> [TASK INSTRUCTIONS]
Continue the forum discussion about credit and paying in cash, picking up after its last sentence.

> [DOCUMENT PASSAGE]
------------------------------------------------------------

For most people, it does.
Ummm, no. This does not prove that available credit = debt. Your statement simply shows that SOME people abuse it.
Also, you said that you don't have any credit cards and still managed to get utilities, etc. Well, you must have something ELSE on your credit report besides credit cards, like an auto or student loan. Otherwise, you would end up having to pay deposits, etc.
@DePaulBlueDemon: "Well, you must have something ELSE on your credit report besides credit cards, like an auto or student loan. Otherwise, you would end up having to pay deposits, etc."
No, I paid the deposits. I paid a deposit on my house that I rent, which I would've had to do anyway. I paid a deposit for my electric service, which was a few hundred bucks. Not a big deal. I don't carry loans. I pay for my cars new from the dealer in cash. Others do too. Others buy used cars paid in full, in cash. I know some people who have bought houses in full in cash.
I've played the credit game. I didn't like it. I've been on both ends of it. Bad credit, and stellar credit. I opted out.
Deposits on things like electric are never so big that they are unattainable. And credit is not required to live in this world. They'd love for you to think so, but it's simply not true. In fact, the whole credit system hasn't been around all that long.

------------------------------------------------------------

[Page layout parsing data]

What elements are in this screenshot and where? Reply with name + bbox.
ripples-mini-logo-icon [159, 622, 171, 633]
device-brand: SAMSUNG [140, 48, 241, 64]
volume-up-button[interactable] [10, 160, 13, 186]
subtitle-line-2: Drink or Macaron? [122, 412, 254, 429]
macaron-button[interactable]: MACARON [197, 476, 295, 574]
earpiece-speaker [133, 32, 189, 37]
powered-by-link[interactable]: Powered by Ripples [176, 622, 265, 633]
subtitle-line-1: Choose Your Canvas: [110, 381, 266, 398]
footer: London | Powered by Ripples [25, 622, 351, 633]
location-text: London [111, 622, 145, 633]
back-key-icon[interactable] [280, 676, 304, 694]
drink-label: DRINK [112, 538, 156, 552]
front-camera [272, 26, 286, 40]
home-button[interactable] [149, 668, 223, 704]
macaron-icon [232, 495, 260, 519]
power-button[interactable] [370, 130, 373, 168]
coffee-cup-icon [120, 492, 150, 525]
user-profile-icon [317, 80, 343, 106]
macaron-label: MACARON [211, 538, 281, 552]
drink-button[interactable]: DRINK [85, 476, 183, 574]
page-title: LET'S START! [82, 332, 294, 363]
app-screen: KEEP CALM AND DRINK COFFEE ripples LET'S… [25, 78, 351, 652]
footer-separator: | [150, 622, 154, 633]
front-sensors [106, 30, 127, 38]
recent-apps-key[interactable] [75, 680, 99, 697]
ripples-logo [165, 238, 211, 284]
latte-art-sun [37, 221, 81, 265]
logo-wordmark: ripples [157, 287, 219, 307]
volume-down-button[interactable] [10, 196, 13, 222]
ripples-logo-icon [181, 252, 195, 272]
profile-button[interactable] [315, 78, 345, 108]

------------------------------------------------------------

> [OUTPUT]
@jdsmn: I think you should go for it. It won't effect your score negatively, and you won't have payment to a company with interest attached to you anymore. Now, say if you have some dire emergency (read: unemployment, catastrophic injury, whatever) you will have more wiggle room because your loan holder is someone you know personally, not a cold blooded bank.
I say take advantage of the opportunities given you. :)
Seriously, when are people going to realize that your 'Credit Report' is the biggest fraud in history. It's meaningless. Absolutely meaningless. Your assets are far more important to any bank of loan than your credit score. If you have a steady job, and regularly make you bill payments you will have no problem getting a mortgage or a car loan. If you don't have a job, but have excellent credit, you are still going to have a hard time getting any type of loan.
Your 'Credit Report' is meaningless, and it's a fraud. Don't worry about it. Instead, live beneath your means, have a healthy savings, keep your insurance current, and your credit report will take care of itself.
@oneandone:
That's what I'd do. Just cut them up and don't use them anymore, but keep the accounts open. I have some that have just sat open and unused for years.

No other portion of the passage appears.